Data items
#####

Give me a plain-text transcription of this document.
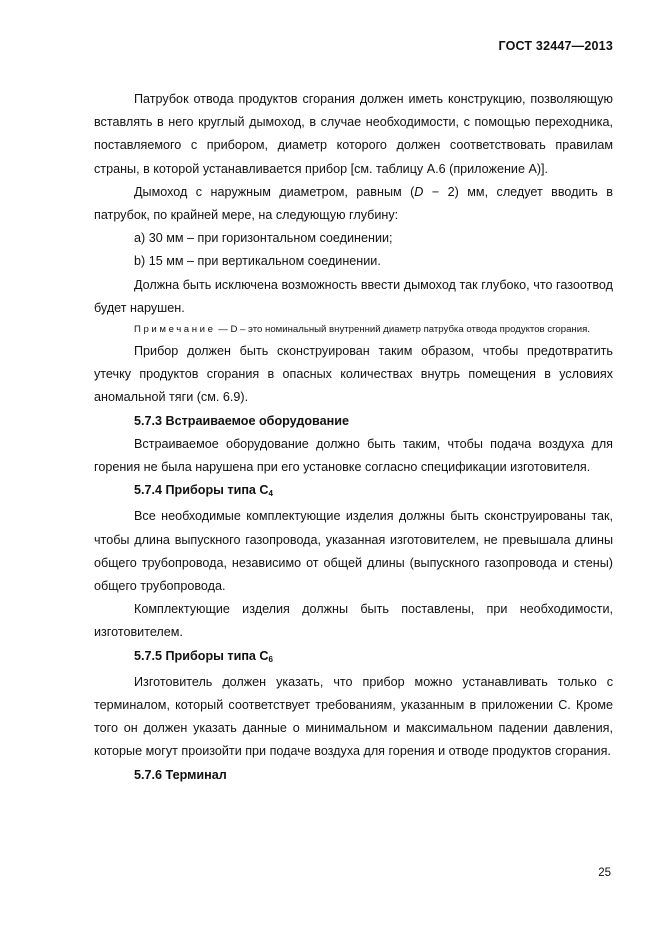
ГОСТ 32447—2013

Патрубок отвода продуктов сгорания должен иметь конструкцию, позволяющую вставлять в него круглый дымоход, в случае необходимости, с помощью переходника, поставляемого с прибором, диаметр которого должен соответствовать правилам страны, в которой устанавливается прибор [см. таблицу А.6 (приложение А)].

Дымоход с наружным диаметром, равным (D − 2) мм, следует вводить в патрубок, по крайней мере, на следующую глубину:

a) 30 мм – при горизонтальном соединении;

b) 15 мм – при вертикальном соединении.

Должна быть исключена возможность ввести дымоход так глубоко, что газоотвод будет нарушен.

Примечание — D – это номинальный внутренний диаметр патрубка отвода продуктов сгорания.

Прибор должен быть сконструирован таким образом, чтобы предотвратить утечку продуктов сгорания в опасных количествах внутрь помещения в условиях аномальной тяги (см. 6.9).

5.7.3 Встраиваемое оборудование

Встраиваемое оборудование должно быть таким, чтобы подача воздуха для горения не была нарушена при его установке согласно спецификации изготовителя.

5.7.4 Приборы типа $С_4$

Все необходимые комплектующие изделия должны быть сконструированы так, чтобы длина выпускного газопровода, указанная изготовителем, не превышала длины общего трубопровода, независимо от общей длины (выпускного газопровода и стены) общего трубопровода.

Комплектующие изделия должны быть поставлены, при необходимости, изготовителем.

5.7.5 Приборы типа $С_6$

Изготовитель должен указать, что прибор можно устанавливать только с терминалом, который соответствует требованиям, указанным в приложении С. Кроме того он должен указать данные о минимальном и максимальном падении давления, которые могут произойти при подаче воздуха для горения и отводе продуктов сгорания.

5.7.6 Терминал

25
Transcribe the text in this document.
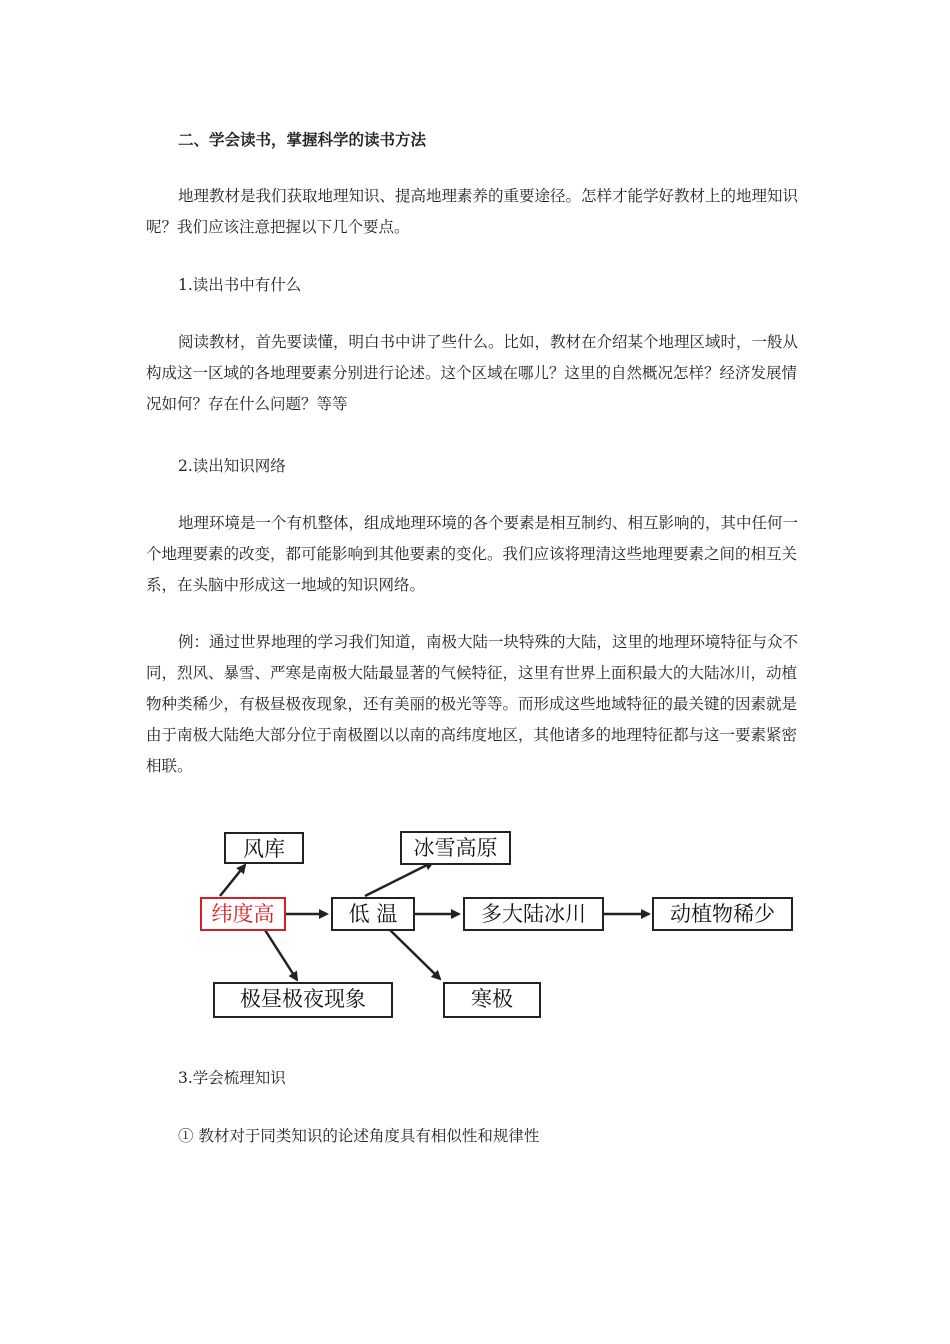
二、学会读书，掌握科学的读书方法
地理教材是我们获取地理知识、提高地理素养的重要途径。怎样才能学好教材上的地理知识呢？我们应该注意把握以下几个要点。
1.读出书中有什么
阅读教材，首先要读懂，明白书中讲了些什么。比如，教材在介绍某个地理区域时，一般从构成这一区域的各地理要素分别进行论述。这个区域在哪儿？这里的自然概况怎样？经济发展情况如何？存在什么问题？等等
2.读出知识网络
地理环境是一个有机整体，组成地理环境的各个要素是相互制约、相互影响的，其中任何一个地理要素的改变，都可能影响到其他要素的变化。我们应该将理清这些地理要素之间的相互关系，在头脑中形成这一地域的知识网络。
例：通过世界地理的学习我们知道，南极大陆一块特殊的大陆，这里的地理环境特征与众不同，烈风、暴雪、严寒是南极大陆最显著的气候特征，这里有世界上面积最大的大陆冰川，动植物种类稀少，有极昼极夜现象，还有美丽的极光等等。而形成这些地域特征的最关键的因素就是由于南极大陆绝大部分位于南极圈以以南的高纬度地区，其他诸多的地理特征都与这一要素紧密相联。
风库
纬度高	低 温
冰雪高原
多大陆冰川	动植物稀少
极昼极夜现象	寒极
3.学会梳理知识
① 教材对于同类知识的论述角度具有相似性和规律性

#####

TASK PROMPT
Omit all pictures while transcribing the entries verbatim.

COMPLETE RESPONSE
Give me a plain-text transcription of this document.
ГОСТ 32447—2013

Патрубок отвода продуктов сгорания должен иметь конструкцию, позволяющую вставлять в него круглый дымоход, в случае необходимости, с помощью переходника, поставляемого с прибором, диаметр которого должен соответствовать правилам страны, в которой устанавливается прибор [см. таблицу А.6 (приложение А)].

Дымоход с наружным диаметром, равным (D − 2) мм, следует вводить в патрубок, по крайней мере, на следующую глубину:

a) 30 мм – при горизонтальном соединении;

b) 15 мм – при вертикальном соединении.

Должна быть исключена возможность ввести дымоход так глубоко, что газоотвод будет нарушен.

Примечание — D – это номинальный внутренний диаметр патрубка отвода продуктов сгорания.

Прибор должен быть сконструирован таким образом, чтобы предотвратить утечку продуктов сгорания в опасных количествах внутрь помещения в условиях аномальной тяги (см. 6.9).

5.7.3 Встраиваемое оборудование

Встраиваемое оборудование должно быть таким, чтобы подача воздуха для горения не была нарушена при его установке согласно спецификации изготовителя.

5.7.4 Приборы типа $С_4$

Все необходимые комплектующие изделия должны быть сконструированы так, чтобы длина выпускного газопровода, указанная изготовителем, не превышала длины общего трубопровода, независимо от общей длины (выпускного газопровода и стены) общего трубопровода.

Комплектующие изделия должны быть поставлены, при необходимости, изготовителем.

5.7.5 Приборы типа $С_6$

Изготовитель должен указать, что прибор можно устанавливать только с терминалом, который соответствует требованиям, указанным в приложении С. Кроме того он должен указать данные о минимальном и максимальном падении давления, которые могут произойти при подаче воздуха для горения и отводе продуктов сгорания.

5.7.6 Терминал

25
Transcribe the text in this document.
二、学会读书，掌握科学的读书方法
地理教材是我们获取地理知识、提高地理素养的重要途径。怎样才能学好教材上的地理知识呢？我们应该注意把握以下几个要点。
1.读出书中有什么
阅读教材，首先要读懂，明白书中讲了些什么。比如，教材在介绍某个地理区域时，一般从构成这一区域的各地理要素分别进行论述。这个区域在哪儿？这里的自然概况怎样？经济发展情况如何？存在什么问题？等等
2.读出知识网络
地理环境是一个有机整体，组成地理环境的各个要素是相互制约、相互影响的，其中任何一个地理要素的改变，都可能影响到其他要素的变化。我们应该将理清这些地理要素之间的相互关系，在头脑中形成这一地域的知识网络。
例：通过世界地理的学习我们知道，南极大陆一块特殊的大陆，这里的地理环境特征与众不同，烈风、暴雪、严寒是南极大陆最显著的气候特征，这里有世界上面积最大的大陆冰川，动植物种类稀少，有极昼极夜现象，还有美丽的极光等等。而形成这些地域特征的最关键的因素就是由于南极大陆绝大部分位于南极圈以以南的高纬度地区，其他诸多的地理特征都与这一要素紧密相联。
风库
纬度高	低 温
冰雪高原
多大陆冰川	动植物稀少
极昼极夜现象	寒极
3.学会梳理知识
① 教材对于同类知识的论述角度具有相似性和规律性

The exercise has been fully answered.